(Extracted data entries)
***
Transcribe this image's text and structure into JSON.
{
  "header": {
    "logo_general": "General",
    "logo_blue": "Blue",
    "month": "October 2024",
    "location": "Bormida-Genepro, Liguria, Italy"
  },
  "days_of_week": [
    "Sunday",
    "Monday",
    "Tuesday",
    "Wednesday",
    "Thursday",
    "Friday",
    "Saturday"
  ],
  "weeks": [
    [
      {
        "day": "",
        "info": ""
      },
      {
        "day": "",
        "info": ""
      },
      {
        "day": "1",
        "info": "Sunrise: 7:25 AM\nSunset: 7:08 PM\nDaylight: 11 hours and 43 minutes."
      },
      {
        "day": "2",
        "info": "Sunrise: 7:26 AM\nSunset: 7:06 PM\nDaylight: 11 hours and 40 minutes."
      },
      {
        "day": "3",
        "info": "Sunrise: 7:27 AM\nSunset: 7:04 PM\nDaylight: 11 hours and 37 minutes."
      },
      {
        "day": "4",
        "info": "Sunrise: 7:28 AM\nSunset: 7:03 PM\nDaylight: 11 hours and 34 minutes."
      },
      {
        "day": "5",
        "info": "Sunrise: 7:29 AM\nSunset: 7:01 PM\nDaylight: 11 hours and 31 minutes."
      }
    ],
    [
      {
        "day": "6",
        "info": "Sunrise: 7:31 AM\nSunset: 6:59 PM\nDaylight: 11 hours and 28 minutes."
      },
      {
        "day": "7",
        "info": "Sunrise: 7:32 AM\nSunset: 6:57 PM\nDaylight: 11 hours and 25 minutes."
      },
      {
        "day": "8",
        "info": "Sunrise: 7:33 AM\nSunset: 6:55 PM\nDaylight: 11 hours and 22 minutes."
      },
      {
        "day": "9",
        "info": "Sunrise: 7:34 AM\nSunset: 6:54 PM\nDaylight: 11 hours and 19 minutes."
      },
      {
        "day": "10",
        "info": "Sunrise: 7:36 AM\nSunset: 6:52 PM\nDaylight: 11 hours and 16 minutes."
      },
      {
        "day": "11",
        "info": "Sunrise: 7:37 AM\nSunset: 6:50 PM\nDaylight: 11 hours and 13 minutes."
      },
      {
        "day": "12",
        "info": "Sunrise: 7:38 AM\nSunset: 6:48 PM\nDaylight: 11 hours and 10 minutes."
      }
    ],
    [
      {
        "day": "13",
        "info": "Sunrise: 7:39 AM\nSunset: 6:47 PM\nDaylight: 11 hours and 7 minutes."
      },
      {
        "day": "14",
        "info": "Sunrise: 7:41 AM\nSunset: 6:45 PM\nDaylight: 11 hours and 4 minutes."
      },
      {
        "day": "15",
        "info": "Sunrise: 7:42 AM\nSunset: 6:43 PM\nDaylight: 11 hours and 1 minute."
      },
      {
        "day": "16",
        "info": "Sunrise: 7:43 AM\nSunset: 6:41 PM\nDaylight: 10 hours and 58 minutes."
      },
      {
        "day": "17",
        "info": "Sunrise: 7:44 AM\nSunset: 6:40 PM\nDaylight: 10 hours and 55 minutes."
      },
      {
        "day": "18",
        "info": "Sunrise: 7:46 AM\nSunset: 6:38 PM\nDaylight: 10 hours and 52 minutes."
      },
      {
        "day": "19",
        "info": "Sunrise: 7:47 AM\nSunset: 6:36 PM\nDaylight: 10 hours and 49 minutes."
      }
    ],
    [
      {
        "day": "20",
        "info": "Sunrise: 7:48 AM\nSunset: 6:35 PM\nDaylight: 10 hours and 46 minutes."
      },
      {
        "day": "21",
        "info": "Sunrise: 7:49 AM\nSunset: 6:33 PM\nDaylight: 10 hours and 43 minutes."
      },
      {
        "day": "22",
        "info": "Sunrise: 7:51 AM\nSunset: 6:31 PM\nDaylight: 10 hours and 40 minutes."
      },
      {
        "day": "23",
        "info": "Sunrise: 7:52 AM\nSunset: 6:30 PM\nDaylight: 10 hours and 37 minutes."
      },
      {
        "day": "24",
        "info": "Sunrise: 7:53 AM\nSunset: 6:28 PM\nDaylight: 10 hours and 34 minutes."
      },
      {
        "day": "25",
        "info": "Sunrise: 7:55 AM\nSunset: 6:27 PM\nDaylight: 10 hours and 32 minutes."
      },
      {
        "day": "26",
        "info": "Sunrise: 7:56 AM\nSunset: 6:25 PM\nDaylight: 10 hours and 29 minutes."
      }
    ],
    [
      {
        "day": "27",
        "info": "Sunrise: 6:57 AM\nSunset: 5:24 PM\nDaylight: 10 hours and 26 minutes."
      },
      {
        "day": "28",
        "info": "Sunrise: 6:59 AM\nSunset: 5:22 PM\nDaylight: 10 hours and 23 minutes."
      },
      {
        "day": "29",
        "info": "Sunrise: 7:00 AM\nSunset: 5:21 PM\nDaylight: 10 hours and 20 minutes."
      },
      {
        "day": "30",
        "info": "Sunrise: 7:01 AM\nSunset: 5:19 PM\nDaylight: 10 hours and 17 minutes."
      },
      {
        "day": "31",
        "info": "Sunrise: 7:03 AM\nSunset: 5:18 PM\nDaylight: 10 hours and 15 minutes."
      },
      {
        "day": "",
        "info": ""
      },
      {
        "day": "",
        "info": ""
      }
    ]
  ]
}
***
### WHAT TO PRODUCE
Print every entry exactly as written.

### SOLVED EXERCISE
Transcribe this image's text and structure into JSON.
{
  "header": {
    "logo_general": "General",
    "logo_blue": "Blue",
    "month": "October 2024",
    "location": "Bormida-Genepro, Liguria, Italy"
  },
  "days_of_week": [
    "Sunday",
    "Monday",
    "Tuesday",
    "Wednesday",
    "Thursday",
    "Friday",
    "Saturday"
  ],
  "weeks": [
    [
      {
        "day": "",
        "info": ""
      },
      {
        "day": "",
        "info": ""
      },
      {
        "day": "1",
        "info": "Sunrise: 7:25 AM\nSunset: 7:08 PM\nDaylight: 11 hours and 43 minutes."
      },
      {
        "day": "2",
        "info": "Sunrise: 7:26 AM\nSunset: 7:06 PM\nDaylight: 11 hours and 40 minutes."
      },
      {
        "day": "3",
        "info": "Sunrise: 7:27 AM\nSunset: 7:04 PM\nDaylight: 11 hours and 37 minutes."
      },
      {
        "day": "4",
        "info": "Sunrise: 7:28 AM\nSunset: 7:03 PM\nDaylight: 11 hours and 34 minutes."
      },
      {
        "day": "5",
        "info": "Sunrise: 7:29 AM\nSunset: 7:01 PM\nDaylight: 11 hours and 31 minutes."
      }
    ],
    [
      {
        "day": "6",
        "info": "Sunrise: 7:31 AM\nSunset: 6:59 PM\nDaylight: 11 hours and 28 minutes."
      },
      {
        "day": "7",
        "info": "Sunrise: 7:32 AM\nSunset: 6:57 PM\nDaylight: 11 hours and 25 minutes."
      },
      {
        "day": "8",
        "info": "Sunrise: 7:33 AM\nSunset: 6:55 PM\nDaylight: 11 hours and 22 minutes."
      },
      {
        "day": "9",
        "info": "Sunrise: 7:34 AM\nSunset: 6:54 PM\nDaylight: 11 hours and 19 minutes."
      },
      {
        "day": "10",
        "info": "Sunrise: 7:36 AM\nSunset: 6:52 PM\nDaylight: 11 hours and 16 minutes."
      },
      {
        "day": "11",
        "info": "Sunrise: 7:37 AM\nSunset: 6:50 PM\nDaylight: 11 hours and 13 minutes."
      },
      {
        "day": "12",
        "info": "Sunrise: 7:38 AM\nSunset: 6:48 PM\nDaylight: 11 hours and 10 minutes."
      }
    ],
    [
      {
        "day": "13",
        "info": "Sunrise: 7:39 AM\nSunset: 6:47 PM\nDaylight: 11 hours and 7 minutes."
      },
      {
        "day": "14",
        "info": "Sunrise: 7:41 AM\nSunset: 6:45 PM\nDaylight: 11 hours and 4 minutes."
      },
      {
        "day": "15",
        "info": "Sunrise: 7:42 AM\nSunset: 6:43 PM\nDaylight: 11 hours and 1 minute."
      },
      {
        "day": "16",
        "info": "Sunrise: 7:43 AM\nSunset: 6:41 PM\nDaylight: 10 hours and 58 minutes."
      },
      {
        "day": "17",
        "info": "Sunrise: 7:44 AM\nSunset: 6:40 PM\nDaylight: 10 hours and 55 minutes."
      },
      {
        "day": "18",
        "info": "Sunrise: 7:46 AM\nSunset: 6:38 PM\nDaylight: 10 hours and 52 minutes."
      },
      {
        "day": "19",
        "info": "Sunrise: 7:47 AM\nSunset: 6:36 PM\nDaylight: 10 hours and 49 minutes."
      }
    ],
    [
      {
        "day": "20",
        "info": "Sunrise: 7:48 AM\nSunset: 6:35 PM\nDaylight: 10 hours and 46 minutes."
      },
      {
        "day": "21",
        "info": "Sunrise: 7:49 AM\nSunset: 6:33 PM\nDaylight: 10 hours and 43 minutes."
      },
      {
        "day": "22",
        "info": "Sunrise: 7:51 AM\nSunset: 6:31 PM\nDaylight: 10 hours and 40 minutes."
      },
      {
        "day": "23",
        "info": "Sunrise: 7:52 AM\nSunset: 6:30 PM\nDaylight: 10 hours and 37 minutes."
      },
      {
        "day": "24",
        "info": "Sunrise: 7:53 AM\nSunset: 6:28 PM\nDaylight: 10 hours and 34 minutes."
      },
      {
        "day": "25",
        "info": "Sunrise: 7:55 AM\nSunset: 6:27 PM\nDaylight: 10 hours and 32 minutes."
      },
      {
        "day": "26",
        "info": "Sunrise: 7:56 AM\nSunset: 6:25 PM\nDaylight: 10 hours and 29 minutes."
      }
    ],
    [
      {
        "day": "27",
        "info": "Sunrise: 6:57 AM\nSunset: 5:24 PM\nDaylight: 10 hours and 26 minutes."
      },
      {
        "day": "28",
        "info": "Sunrise: 6:59 AM\nSunset: 5:22 PM\nDaylight: 10 hours and 23 minutes."
      },
      {
        "day": "29",
        "info": "Sunrise: 7:00 AM\nSunset: 5:21 PM\nDaylight: 10 hours and 20 minutes."
      },
      {
        "day": "30",
        "info": "Sunrise: 7:01 AM\nSunset: 5:19 PM\nDaylight: 10 hours and 17 minutes."
      },
      {
        "day": "31",
        "info": "Sunrise: 7:03 AM\nSunset: 5:18 PM\nDaylight: 10 hours and 15 minutes."
      },
      {
        "day": "",
        "info": ""
      },
      {
        "day": "",
        "info": ""
      }
    ]
  ]
}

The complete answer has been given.